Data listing
====
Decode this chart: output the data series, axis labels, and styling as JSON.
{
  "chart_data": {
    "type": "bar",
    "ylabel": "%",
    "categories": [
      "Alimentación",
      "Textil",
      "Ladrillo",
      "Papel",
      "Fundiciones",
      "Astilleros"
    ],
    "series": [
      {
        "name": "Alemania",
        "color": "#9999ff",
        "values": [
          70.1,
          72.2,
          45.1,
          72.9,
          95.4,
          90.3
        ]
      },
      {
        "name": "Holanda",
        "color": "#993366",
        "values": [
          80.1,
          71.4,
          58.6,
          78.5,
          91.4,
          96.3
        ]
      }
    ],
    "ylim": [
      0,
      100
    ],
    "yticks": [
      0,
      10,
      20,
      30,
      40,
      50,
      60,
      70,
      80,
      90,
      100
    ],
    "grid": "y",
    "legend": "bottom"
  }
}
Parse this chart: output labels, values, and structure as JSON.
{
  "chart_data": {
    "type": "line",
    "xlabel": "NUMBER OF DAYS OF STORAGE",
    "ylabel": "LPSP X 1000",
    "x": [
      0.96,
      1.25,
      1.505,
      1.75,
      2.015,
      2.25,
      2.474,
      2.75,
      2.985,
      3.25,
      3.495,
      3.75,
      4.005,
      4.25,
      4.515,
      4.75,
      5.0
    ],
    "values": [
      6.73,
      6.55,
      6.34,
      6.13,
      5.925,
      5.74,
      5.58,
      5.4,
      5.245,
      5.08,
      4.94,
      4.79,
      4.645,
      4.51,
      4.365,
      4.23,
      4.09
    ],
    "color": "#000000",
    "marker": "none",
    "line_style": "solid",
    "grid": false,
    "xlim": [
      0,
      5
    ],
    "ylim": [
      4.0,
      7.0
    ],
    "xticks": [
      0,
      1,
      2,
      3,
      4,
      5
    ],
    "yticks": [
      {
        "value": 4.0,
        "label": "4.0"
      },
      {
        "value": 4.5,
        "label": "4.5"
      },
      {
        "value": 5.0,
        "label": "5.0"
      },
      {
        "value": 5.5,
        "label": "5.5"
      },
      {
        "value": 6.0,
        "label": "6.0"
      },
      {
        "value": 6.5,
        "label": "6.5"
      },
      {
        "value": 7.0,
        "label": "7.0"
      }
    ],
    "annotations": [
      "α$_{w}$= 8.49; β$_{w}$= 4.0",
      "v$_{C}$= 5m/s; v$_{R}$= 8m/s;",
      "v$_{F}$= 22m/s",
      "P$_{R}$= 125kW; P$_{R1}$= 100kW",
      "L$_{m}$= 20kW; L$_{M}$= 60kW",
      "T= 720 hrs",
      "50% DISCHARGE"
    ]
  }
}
====
Copy exactly the lines above, from the one containing "Parse this chart: output" through the very last line.

Written answer:
Parse this chart: output labels, values, and structure as JSON.
{
  "chart_data": {
    "type": "line",
    "xlabel": "NUMBER OF DAYS OF STORAGE",
    "ylabel": "LPSP X 1000",
    "x": [
      0.96,
      1.25,
      1.505,
      1.75,
      2.015,
      2.25,
      2.474,
      2.75,
      2.985,
      3.25,
      3.495,
      3.75,
      4.005,
      4.25,
      4.515,
      4.75,
      5.0
    ],
    "values": [
      6.73,
      6.55,
      6.34,
      6.13,
      5.925,
      5.74,
      5.58,
      5.4,
      5.245,
      5.08,
      4.94,
      4.79,
      4.645,
      4.51,
      4.365,
      4.23,
      4.09
    ],
    "color": "#000000",
    "marker": "none",
    "line_style": "solid",
    "grid": false,
    "xlim": [
      0,
      5
    ],
    "ylim": [
      4.0,
      7.0
    ],
    "xticks": [
      0,
      1,
      2,
      3,
      4,
      5
    ],
    "yticks": [
      {
        "value": 4.0,
        "label": "4.0"
      },
      {
        "value": 4.5,
        "label": "4.5"
      },
      {
        "value": 5.0,
        "label": "5.0"
      },
      {
        "value": 5.5,
        "label": "5.5"
      },
      {
        "value": 6.0,
        "label": "6.0"
      },
      {
        "value": 6.5,
        "label": "6.5"
      },
      {
        "value": 7.0,
        "label": "7.0"
      }
    ],
    "annotations": [
      "α$_{w}$= 8.49; β$_{w}$= 4.0",
      "v$_{C}$= 5m/s; v$_{R}$= 8m/s;",
      "v$_{F}$= 22m/s",
      "P$_{R}$= 125kW; P$_{R1}$= 100kW",
      "L$_{m}$= 20kW; L$_{M}$= 60kW",
      "T= 720 hrs",
      "50% DISCHARGE"
    ]
  }
}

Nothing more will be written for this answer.